Description of the task:
All lines in which the word "title" occurs are to be extracted.

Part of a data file
*****

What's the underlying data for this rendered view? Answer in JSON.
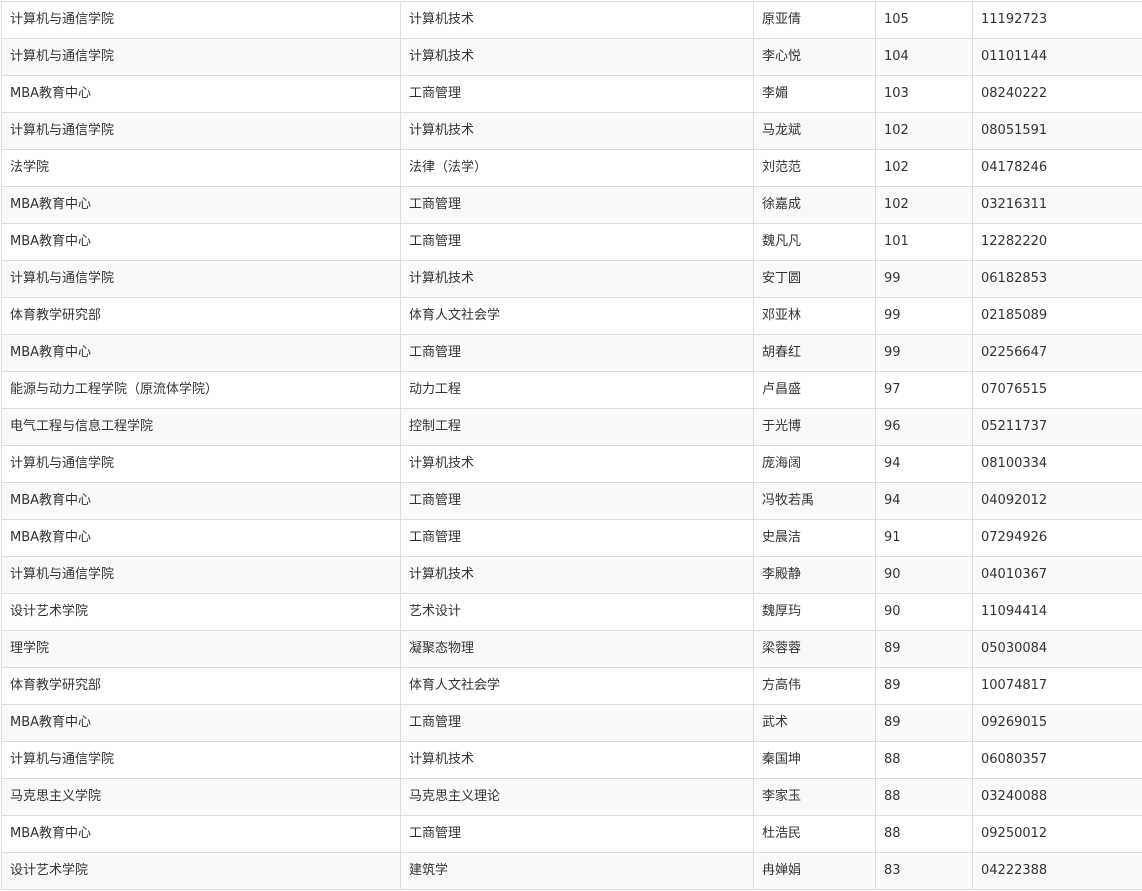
{
  "rows": [
    [
      "计算机与通信学院",
      "计算机技术",
      "原亚倩",
      "105",
      "11192723"
    ],
    [
      "计算机与通信学院",
      "计算机技术",
      "李心悦",
      "104",
      "01101144"
    ],
    [
      "MBA教育中心",
      "工商管理",
      "李媚",
      "103",
      "08240222"
    ],
    [
      "计算机与通信学院",
      "计算机技术",
      "马龙斌",
      "102",
      "08051591"
    ],
    [
      "法学院",
      "法律（法学）",
      "刘范范",
      "102",
      "04178246"
    ],
    [
      "MBA教育中心",
      "工商管理",
      "徐嘉成",
      "102",
      "03216311"
    ],
    [
      "MBA教育中心",
      "工商管理",
      "魏凡凡",
      "101",
      "12282220"
    ],
    [
      "计算机与通信学院",
      "计算机技术",
      "安丁圆",
      "99",
      "06182853"
    ],
    [
      "体育教学研究部",
      "体育人文社会学",
      "邓亚林",
      "99",
      "02185089"
    ],
    [
      "MBA教育中心",
      "工商管理",
      "胡春红",
      "99",
      "02256647"
    ],
    [
      "能源与动力工程学院（原流体学院）",
      "动力工程",
      "卢昌盛",
      "97",
      "07076515"
    ],
    [
      "电气工程与信息工程学院",
      "控制工程",
      "于光博",
      "96",
      "05211737"
    ],
    [
      "计算机与通信学院",
      "计算机技术",
      "庞海阔",
      "94",
      "08100334"
    ],
    [
      "MBA教育中心",
      "工商管理",
      "冯牧若禹",
      "94",
      "04092012"
    ],
    [
      "MBA教育中心",
      "工商管理",
      "史晨洁",
      "91",
      "07294926"
    ],
    [
      "计算机与通信学院",
      "计算机技术",
      "李殿静",
      "90",
      "04010367"
    ],
    [
      "设计艺术学院",
      "艺术设计",
      "魏厚玙",
      "90",
      "11094414"
    ],
    [
      "理学院",
      "凝聚态物理",
      "梁蓉蓉",
      "89",
      "05030084"
    ],
    [
      "体育教学研究部",
      "体育人文社会学",
      "方高伟",
      "89",
      "10074817"
    ],
    [
      "MBA教育中心",
      "工商管理",
      "武术",
      "89",
      "09269015"
    ],
    [
      "计算机与通信学院",
      "计算机技术",
      "秦国坤",
      "88",
      "06080357"
    ],
    [
      "马克思主义学院",
      "马克思主义理论",
      "李家玉",
      "88",
      "03240088"
    ],
    [
      "MBA教育中心",
      "工商管理",
      "杜浩民",
      "88",
      "09250012"
    ],
    [
      "设计艺术学院",
      "建筑学",
      "冉婵娟",
      "83",
      "04222388"
    ]
  ]
}
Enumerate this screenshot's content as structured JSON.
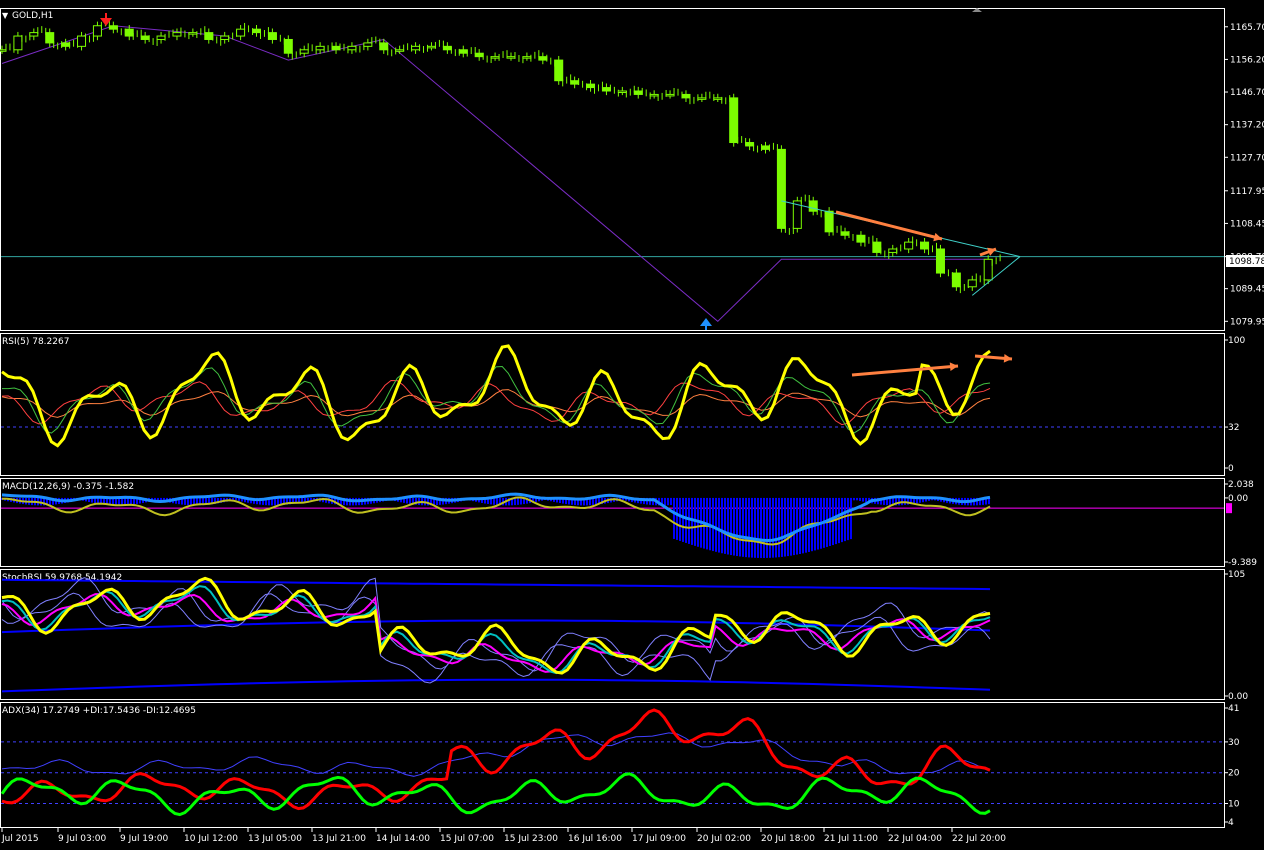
{
  "window": {
    "symbol_label": "GOLD,H1",
    "current_price": "1098.78"
  },
  "colors": {
    "background": "#000000",
    "frame": "#ffffff",
    "candle": "#7CFC00",
    "zigzag": "#7a2cc4",
    "trendline": "#3fd0c8",
    "arrow_annotation": "#ff8040",
    "rsi_line": "#ffff00",
    "macd_hist": "#0000ff",
    "macd_signal": "#1e90ff",
    "stoch_fast": "#ffff00",
    "stoch_slow": "#ff00ff",
    "band": "#0000ff",
    "adx_plus": "#00ff00",
    "adx_minus": "#ff0000",
    "adx_main": "#4040ff"
  },
  "chart_data": [
    {
      "type": "line",
      "name": "price-panel",
      "title": "GOLD,H1",
      "y_ticks": [
        "1165.70",
        "1156.20",
        "1146.70",
        "1137.20",
        "1127.70",
        "1117.95",
        "1108.45",
        "1098.78",
        "1089.45",
        "1079.95"
      ],
      "ylim": [
        1078,
        1170
      ],
      "x_ticks": [
        "Jul 2015",
        "9 Jul 03:00",
        "9 Jul 19:00",
        "10 Jul 12:00",
        "13 Jul 05:00",
        "13 Jul 21:00",
        "14 Jul 14:00",
        "15 Jul 07:00",
        "15 Jul 23:00",
        "16 Jul 16:00",
        "17 Jul 09:00",
        "20 Jul 02:00",
        "20 Jul 18:00",
        "21 Jul 11:00",
        "22 Jul 04:00",
        "22 Jul 20:00"
      ],
      "series": [
        {
          "x": [
            0,
            4,
            8,
            12,
            16,
            20,
            24,
            28,
            32,
            36,
            40,
            44,
            48,
            52,
            56,
            60,
            64,
            68,
            72,
            76,
            80,
            84,
            88,
            92,
            96,
            100,
            104,
            108,
            112,
            116,
            120,
            124,
            128,
            132,
            136,
            140,
            144,
            148,
            152,
            156,
            160,
            164,
            168,
            172,
            176,
            180,
            184,
            188,
            192,
            196,
            200,
            204,
            208,
            212,
            216,
            220,
            224,
            228,
            232,
            236,
            240,
            244,
            248
          ],
          "values": [
            1159,
            1163,
            1164,
            1161,
            1160,
            1163,
            1166,
            1165,
            1163,
            1162,
            1163,
            1164,
            1164,
            1162,
            1163,
            1165,
            1164,
            1162,
            1158,
            1159,
            1160,
            1159,
            1160,
            1161,
            1159,
            1159,
            1160,
            1160,
            1159,
            1158,
            1157,
            1157,
            1157,
            1157,
            1156,
            1150,
            1149,
            1148,
            1147,
            1147,
            1146,
            1146,
            1146,
            1145,
            1145,
            1145,
            1132,
            1131,
            1130,
            1107,
            1115,
            1112,
            1106,
            1105,
            1103,
            1100,
            1101,
            1103,
            1101,
            1094,
            1090,
            1092,
            1098
          ]
        }
      ],
      "current_line": 1098.78,
      "zigzag": [
        [
          0,
          1155
        ],
        [
          28,
          1166
        ],
        [
          56,
          1163
        ],
        [
          72,
          1156
        ],
        [
          96,
          1162
        ],
        [
          180,
          1079.95
        ],
        [
          196,
          1098
        ],
        [
          248,
          1098
        ]
      ]
    },
    {
      "type": "line",
      "name": "rsi-panel",
      "title": "RSI(5) 78.2267",
      "y_ticks": [
        "100",
        "32",
        "0"
      ],
      "ylim": [
        0,
        100
      ],
      "levels": [
        32
      ]
    },
    {
      "type": "bar",
      "name": "macd-panel",
      "title": "MACD(12,26,9) -0.375 -1.582",
      "y_ticks": [
        "2.038",
        "0.00",
        "-9.389"
      ],
      "ylim": [
        -9.389,
        2.038
      ]
    },
    {
      "type": "line",
      "name": "stochrsi-panel",
      "title": "StochRSI 59.9768 54.1942",
      "y_ticks": [
        "105",
        "0.00"
      ],
      "ylim": [
        0,
        105
      ]
    },
    {
      "type": "line",
      "name": "adx-panel",
      "title": "ADX(34) 17.2749 +DI:17.5436 -DI:12.4695",
      "y_ticks": [
        "41",
        "30",
        "20",
        "10",
        "4"
      ],
      "ylim": [
        4,
        41
      ],
      "levels": [
        30,
        20,
        10
      ]
    }
  ]
}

*****

Correct result:
      "title": "GOLD,H1",
      "title": "RSI(5) 78.2267",
      "title": "MACD(12,26,9) -0.375 -1.582",
      "title": "StochRSI 59.9768 54.1942",
      "title": "ADX(34) 17.2749 +DI:17.5436 -DI:12.4695",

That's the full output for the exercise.